Required task: Reproduce every line of the listing as written, apart from the pictures.

— start of Supplied information —

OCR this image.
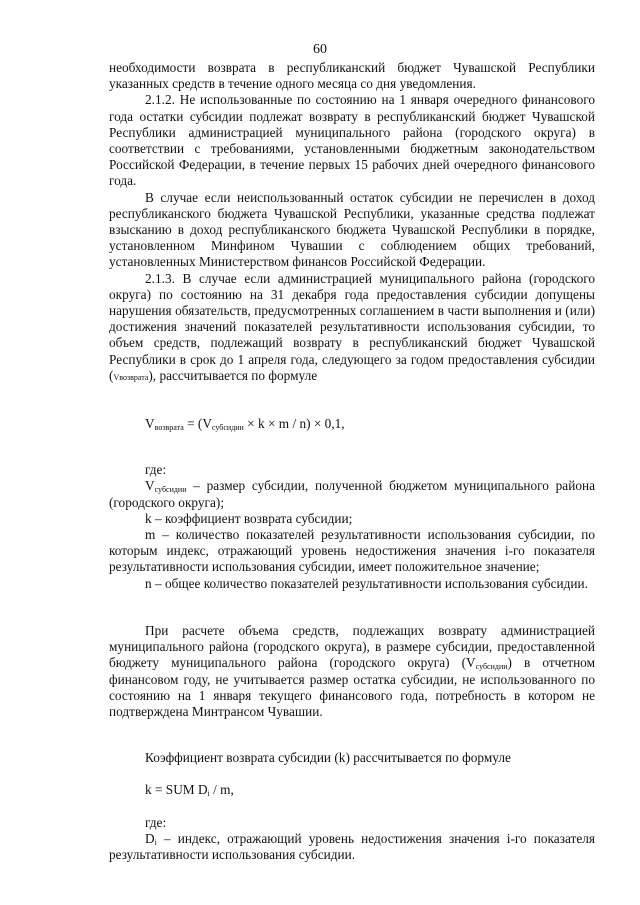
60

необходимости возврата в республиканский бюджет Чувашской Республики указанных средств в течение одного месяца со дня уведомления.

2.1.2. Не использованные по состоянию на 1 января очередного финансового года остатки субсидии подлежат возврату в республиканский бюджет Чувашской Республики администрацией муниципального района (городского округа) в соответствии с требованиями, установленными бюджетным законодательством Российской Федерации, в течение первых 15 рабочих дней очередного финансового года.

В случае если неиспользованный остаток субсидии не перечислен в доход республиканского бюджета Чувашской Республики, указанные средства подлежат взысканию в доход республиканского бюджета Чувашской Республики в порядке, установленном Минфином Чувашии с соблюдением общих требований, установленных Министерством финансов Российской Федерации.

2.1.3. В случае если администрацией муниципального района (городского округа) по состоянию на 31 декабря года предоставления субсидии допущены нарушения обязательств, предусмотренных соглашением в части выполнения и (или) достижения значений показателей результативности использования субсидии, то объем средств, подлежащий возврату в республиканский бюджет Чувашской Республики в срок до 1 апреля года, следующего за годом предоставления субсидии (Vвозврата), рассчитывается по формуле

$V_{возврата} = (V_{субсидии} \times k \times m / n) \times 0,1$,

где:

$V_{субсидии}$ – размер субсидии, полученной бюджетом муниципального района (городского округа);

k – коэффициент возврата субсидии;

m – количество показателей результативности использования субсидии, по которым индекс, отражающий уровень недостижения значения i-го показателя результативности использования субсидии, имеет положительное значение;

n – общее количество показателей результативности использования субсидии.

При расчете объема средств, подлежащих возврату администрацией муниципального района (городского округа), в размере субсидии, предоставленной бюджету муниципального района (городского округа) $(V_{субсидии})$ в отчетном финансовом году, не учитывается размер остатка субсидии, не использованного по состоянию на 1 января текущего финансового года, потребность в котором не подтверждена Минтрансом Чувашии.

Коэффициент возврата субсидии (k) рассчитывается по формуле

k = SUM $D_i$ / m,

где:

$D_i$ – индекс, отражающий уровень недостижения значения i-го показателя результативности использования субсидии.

— end of Supplied information —

Finished exercise:
OCR this image.
60

необходимости возврата в республиканский бюджет Чувашской Республики указанных средств в течение одного месяца со дня уведомления.

2.1.2. Не использованные по состоянию на 1 января очередного финансового года остатки субсидии подлежат возврату в республиканский бюджет Чувашской Республики администрацией муниципального района (городского округа) в соответствии с требованиями, установленными бюджетным законодательством Российской Федерации, в течение первых 15 рабочих дней очередного финансового года.

В случае если неиспользованный остаток субсидии не перечислен в доход республиканского бюджета Чувашской Республики, указанные средства подлежат взысканию в доход республиканского бюджета Чувашской Республики в порядке, установленном Минфином Чувашии с соблюдением общих требований, установленных Министерством финансов Российской Федерации.

2.1.3. В случае если администрацией муниципального района (городского округа) по состоянию на 31 декабря года предоставления субсидии допущены нарушения обязательств, предусмотренных соглашением в части выполнения и (или) достижения значений показателей результативности использования субсидии, то объем средств, подлежащий возврату в республиканский бюджет Чувашской Республики в срок до 1 апреля года, следующего за годом предоставления субсидии (Vвозврата), рассчитывается по формуле

$V_{возврата} = (V_{субсидии} \times k \times m / n) \times 0,1$,

где:

$V_{субсидии}$ – размер субсидии, полученной бюджетом муниципального района (городского округа);

k – коэффициент возврата субсидии;

m – количество показателей результативности использования субсидии, по которым индекс, отражающий уровень недостижения значения i-го показателя результативности использования субсидии, имеет положительное значение;

n – общее количество показателей результативности использования субсидии.

При расчете объема средств, подлежащих возврату администрацией муниципального района (городского округа), в размере субсидии, предоставленной бюджету муниципального района (городского округа) $(V_{субсидии})$ в отчетном финансовом году, не учитывается размер остатка субсидии, не использованного по состоянию на 1 января текущего финансового года, потребность в котором не подтверждена Минтрансом Чувашии.

Коэффициент возврата субсидии (k) рассчитывается по формуле

k = SUM $D_i$ / m,

где:

$D_i$ – индекс, отражающий уровень недостижения значения i-го показателя результативности использования субсидии.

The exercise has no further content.